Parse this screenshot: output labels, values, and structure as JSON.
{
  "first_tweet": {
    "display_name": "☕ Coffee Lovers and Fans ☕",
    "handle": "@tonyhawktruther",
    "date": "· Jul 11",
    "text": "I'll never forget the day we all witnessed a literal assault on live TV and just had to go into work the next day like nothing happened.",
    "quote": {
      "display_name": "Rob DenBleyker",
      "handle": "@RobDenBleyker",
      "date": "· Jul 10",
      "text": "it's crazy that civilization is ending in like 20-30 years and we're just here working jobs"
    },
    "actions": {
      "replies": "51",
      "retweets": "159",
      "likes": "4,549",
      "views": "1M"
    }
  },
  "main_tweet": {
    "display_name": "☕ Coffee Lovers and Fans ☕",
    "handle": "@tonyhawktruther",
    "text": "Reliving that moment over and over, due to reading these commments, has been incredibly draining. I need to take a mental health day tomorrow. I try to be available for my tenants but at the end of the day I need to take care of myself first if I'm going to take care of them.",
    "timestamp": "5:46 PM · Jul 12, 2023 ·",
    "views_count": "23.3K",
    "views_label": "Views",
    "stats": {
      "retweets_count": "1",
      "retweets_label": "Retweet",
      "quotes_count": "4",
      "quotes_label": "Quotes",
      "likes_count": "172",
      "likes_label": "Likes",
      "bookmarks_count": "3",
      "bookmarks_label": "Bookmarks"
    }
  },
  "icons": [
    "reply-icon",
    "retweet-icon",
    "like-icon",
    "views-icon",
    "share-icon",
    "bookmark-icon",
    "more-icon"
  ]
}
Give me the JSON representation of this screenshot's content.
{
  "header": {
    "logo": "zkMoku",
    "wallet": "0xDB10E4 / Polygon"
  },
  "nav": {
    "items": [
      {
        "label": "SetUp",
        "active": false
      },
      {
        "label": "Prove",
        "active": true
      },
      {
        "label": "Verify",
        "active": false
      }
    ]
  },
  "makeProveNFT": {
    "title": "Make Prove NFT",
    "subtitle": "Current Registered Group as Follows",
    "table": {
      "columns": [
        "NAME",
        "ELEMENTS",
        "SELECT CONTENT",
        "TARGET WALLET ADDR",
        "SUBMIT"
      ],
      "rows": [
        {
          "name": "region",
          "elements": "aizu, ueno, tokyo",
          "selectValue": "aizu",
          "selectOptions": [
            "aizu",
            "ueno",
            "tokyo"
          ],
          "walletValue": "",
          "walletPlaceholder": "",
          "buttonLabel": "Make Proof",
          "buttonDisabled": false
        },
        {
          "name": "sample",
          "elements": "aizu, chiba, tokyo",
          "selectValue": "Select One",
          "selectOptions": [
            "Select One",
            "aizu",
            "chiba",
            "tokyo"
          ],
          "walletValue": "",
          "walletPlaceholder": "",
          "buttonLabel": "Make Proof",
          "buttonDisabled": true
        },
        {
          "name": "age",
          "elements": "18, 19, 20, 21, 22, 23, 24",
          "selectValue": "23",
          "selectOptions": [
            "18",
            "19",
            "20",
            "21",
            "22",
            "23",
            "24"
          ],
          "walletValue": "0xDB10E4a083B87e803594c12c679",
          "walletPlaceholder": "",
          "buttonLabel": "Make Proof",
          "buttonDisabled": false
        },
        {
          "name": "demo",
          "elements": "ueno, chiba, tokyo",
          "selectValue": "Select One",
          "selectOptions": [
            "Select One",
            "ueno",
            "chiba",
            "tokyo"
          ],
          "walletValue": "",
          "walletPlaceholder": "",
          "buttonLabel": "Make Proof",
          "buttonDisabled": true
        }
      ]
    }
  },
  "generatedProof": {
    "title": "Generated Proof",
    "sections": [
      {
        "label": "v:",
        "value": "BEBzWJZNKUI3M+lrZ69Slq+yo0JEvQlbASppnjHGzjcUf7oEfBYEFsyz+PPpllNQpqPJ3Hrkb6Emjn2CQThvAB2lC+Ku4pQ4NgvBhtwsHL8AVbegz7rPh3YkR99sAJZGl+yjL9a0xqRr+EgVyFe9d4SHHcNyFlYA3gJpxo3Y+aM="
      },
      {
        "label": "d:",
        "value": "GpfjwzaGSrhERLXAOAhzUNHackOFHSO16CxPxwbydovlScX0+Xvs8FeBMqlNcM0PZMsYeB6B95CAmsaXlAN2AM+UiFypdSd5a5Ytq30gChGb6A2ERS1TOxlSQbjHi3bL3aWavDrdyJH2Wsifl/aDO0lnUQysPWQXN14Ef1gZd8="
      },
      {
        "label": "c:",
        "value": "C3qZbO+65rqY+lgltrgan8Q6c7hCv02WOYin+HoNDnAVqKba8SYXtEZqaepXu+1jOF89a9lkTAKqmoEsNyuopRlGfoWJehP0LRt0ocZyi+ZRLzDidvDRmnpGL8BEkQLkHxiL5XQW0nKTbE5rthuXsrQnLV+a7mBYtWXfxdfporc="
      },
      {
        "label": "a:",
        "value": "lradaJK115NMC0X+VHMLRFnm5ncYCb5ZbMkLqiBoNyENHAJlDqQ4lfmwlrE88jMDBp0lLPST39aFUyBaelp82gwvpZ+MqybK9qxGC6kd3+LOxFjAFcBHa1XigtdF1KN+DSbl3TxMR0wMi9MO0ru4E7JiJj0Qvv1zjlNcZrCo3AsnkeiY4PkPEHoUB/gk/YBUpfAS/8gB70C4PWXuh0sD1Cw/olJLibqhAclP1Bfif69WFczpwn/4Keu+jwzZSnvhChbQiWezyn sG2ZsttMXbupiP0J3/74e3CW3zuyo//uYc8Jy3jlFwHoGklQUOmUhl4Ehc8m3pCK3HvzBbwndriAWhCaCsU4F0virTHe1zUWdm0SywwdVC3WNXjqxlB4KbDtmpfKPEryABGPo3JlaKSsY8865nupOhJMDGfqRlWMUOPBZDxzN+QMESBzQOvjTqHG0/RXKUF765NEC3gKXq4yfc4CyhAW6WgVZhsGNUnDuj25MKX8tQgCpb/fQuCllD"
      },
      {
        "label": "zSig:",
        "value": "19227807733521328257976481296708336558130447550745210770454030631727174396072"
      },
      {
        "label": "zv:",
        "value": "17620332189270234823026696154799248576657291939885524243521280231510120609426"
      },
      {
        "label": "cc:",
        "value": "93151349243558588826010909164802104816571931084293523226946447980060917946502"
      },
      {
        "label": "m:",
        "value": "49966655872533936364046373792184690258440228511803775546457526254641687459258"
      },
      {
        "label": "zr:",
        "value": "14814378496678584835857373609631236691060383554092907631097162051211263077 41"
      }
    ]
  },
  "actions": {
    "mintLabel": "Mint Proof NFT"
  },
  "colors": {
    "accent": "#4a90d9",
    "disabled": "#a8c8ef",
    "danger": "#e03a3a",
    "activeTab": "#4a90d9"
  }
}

▸ **GIVEN EXERCISE**
Take the lines above and retype all of them exactly.

▸ **FINISHED TASK**
Parse this screenshot: output labels, values, and structure as JSON.
{
  "first_tweet": {
    "display_name": "☕ Coffee Lovers and Fans ☕",
    "handle": "@tonyhawktruther",
    "date": "· Jul 11",
    "text": "I'll never forget the day we all witnessed a literal assault on live TV and just had to go into work the next day like nothing happened.",
    "quote": {
      "display_name": "Rob DenBleyker",
      "handle": "@RobDenBleyker",
      "date": "· Jul 10",
      "text": "it's crazy that civilization is ending in like 20-30 years and we're just here working jobs"
    },
    "actions": {
      "replies": "51",
      "retweets": "159",
      "likes": "4,549",
      "views": "1M"
    }
  },
  "main_tweet": {
    "display_name": "☕ Coffee Lovers and Fans ☕",
    "handle": "@tonyhawktruther",
    "text": "Reliving that moment over and over, due to reading these commments, has been incredibly draining. I need to take a mental health day tomorrow. I try to be available for my tenants but at the end of the day I need to take care of myself first if I'm going to take care of them.",
    "timestamp": "5:46 PM · Jul 12, 2023 ·",
    "views_count": "23.3K",
    "views_label": "Views",
    "stats": {
      "retweets_count": "1",
      "retweets_label": "Retweet",
      "quotes_count": "4",
      "quotes_label": "Quotes",
      "likes_count": "172",
      "likes_label": "Likes",
      "bookmarks_count": "3",
      "bookmarks_label": "Bookmarks"
    }
  },
  "icons": [
    "reply-icon",
    "retweet-icon",
    "like-icon",
    "views-icon",
    "share-icon",
    "bookmark-icon",
    "more-icon"
  ]
}
Give me the JSON representation of this screenshot's content.
{
  "header": {
    "logo": "zkMoku",
    "wallet": "0xDB10E4 / Polygon"
  },
  "nav": {
    "items": [
      {
        "label": "SetUp",
        "active": false
      },
      {
        "label": "Prove",
        "active": true
      },
      {
        "label": "Verify",
        "active": false
      }
    ]
  },
  "makeProveNFT": {
    "title": "Make Prove NFT",
    "subtitle": "Current Registered Group as Follows",
    "table": {
      "columns": [
        "NAME",
        "ELEMENTS",
        "SELECT CONTENT",
        "TARGET WALLET ADDR",
        "SUBMIT"
      ],
      "rows": [
        {
          "name": "region",
          "elements": "aizu, ueno, tokyo",
          "selectValue": "aizu",
          "selectOptions": [
            "aizu",
            "ueno",
            "tokyo"
          ],
          "walletValue": "",
          "walletPlaceholder": "",
          "buttonLabel": "Make Proof",
          "buttonDisabled": false
        },
        {
          "name": "sample",
          "elements": "aizu, chiba, tokyo",
          "selectValue": "Select One",
          "selectOptions": [
            "Select One",
            "aizu",
            "chiba",
            "tokyo"
          ],
          "walletValue": "",
          "walletPlaceholder": "",
          "buttonLabel": "Make Proof",
          "buttonDisabled": true
        },
        {
          "name": "age",
          "elements": "18, 19, 20, 21, 22, 23, 24",
          "selectValue": "23",
          "selectOptions": [
            "18",
            "19",
            "20",
            "21",
            "22",
            "23",
            "24"
          ],
          "walletValue": "0xDB10E4a083B87e803594c12c679",
          "walletPlaceholder": "",
          "buttonLabel": "Make Proof",
          "buttonDisabled": false
        },
        {
          "name": "demo",
          "elements": "ueno, chiba, tokyo",
          "selectValue": "Select One",
          "selectOptions": [
            "Select One",
            "ueno",
            "chiba",
            "tokyo"
          ],
          "walletValue": "",
          "walletPlaceholder": "",
          "buttonLabel": "Make Proof",
          "buttonDisabled": true
        }
      ]
    }
  },
  "generatedProof": {
    "title": "Generated Proof",
    "sections": [
      {
        "label": "v:",
        "value": "BEBzWJZNKUI3M+lrZ69Slq+yo0JEvQlbASppnjHGzjcUf7oEfBYEFsyz+PPpllNQpqPJ3Hrkb6Emjn2CQThvAB2lC+Ku4pQ4NgvBhtwsHL8AVbegz7rPh3YkR99sAJZGl+yjL9a0xqRr+EgVyFe9d4SHHcNyFlYA3gJpxo3Y+aM="
      },
      {
        "label": "d:",
        "value": "GpfjwzaGSrhERLXAOAhzUNHackOFHSO16CxPxwbydovlScX0+Xvs8FeBMqlNcM0PZMsYeB6B95CAmsaXlAN2AM+UiFypdSd5a5Ytq30gChGb6A2ERS1TOxlSQbjHi3bL3aWavDrdyJH2Wsifl/aDO0lnUQysPWQXN14Ef1gZd8="
      },
      {
        "label": "c:",
        "value": "C3qZbO+65rqY+lgltrgan8Q6c7hCv02WOYin+HoNDnAVqKba8SYXtEZqaepXu+1jOF89a9lkTAKqmoEsNyuopRlGfoWJehP0LRt0ocZyi+ZRLzDidvDRmnpGL8BEkQLkHxiL5XQW0nKTbE5rthuXsrQnLV+a7mBYtWXfxdfporc="
      },
      {
        "label": "a:",
        "value": "lradaJK115NMC0X+VHMLRFnm5ncYCb5ZbMkLqiBoNyENHAJlDqQ4lfmwlrE88jMDBp0lLPST39aFUyBaelp82gwvpZ+MqybK9qxGC6kd3+LOxFjAFcBHa1XigtdF1KN+DSbl3TxMR0wMi9MO0ru4E7JiJj0Qvv1zjlNcZrCo3AsnkeiY4PkPEHoUB/gk/YBUpfAS/8gB70C4PWXuh0sD1Cw/olJLibqhAclP1Bfif69WFczpwn/4Keu+jwzZSnvhChbQiWezyn sG2ZsttMXbupiP0J3/74e3CW3zuyo//uYc8Jy3jlFwHoGklQUOmUhl4Ehc8m3pCK3HvzBbwndriAWhCaCsU4F0virTHe1zUWdm0SywwdVC3WNXjqxlB4KbDtmpfKPEryABGPo3JlaKSsY8865nupOhJMDGfqRlWMUOPBZDxzN+QMESBzQOvjTqHG0/RXKUF765NEC3gKXq4yfc4CyhAW6WgVZhsGNUnDuj25MKX8tQgCpb/fQuCllD"
      },
      {
        "label": "zSig:",
        "value": "19227807733521328257976481296708336558130447550745210770454030631727174396072"
      },
      {
        "label": "zv:",
        "value": "17620332189270234823026696154799248576657291939885524243521280231510120609426"
      },
      {
        "label": "cc:",
        "value": "93151349243558588826010909164802104816571931084293523226946447980060917946502"
      },
      {
        "label": "m:",
        "value": "49966655872533936364046373792184690258440228511803775546457526254641687459258"
      },
      {
        "label": "zr:",
        "value": "14814378496678584835857373609631236691060383554092907631097162051211263077 41"
      }
    ]
  },
  "actions": {
    "mintLabel": "Mint Proof NFT"
  },
  "colors": {
    "accent": "#4a90d9",
    "disabled": "#a8c8ef",
    "danger": "#e03a3a",
    "activeTab": "#4a90d9"
  }
}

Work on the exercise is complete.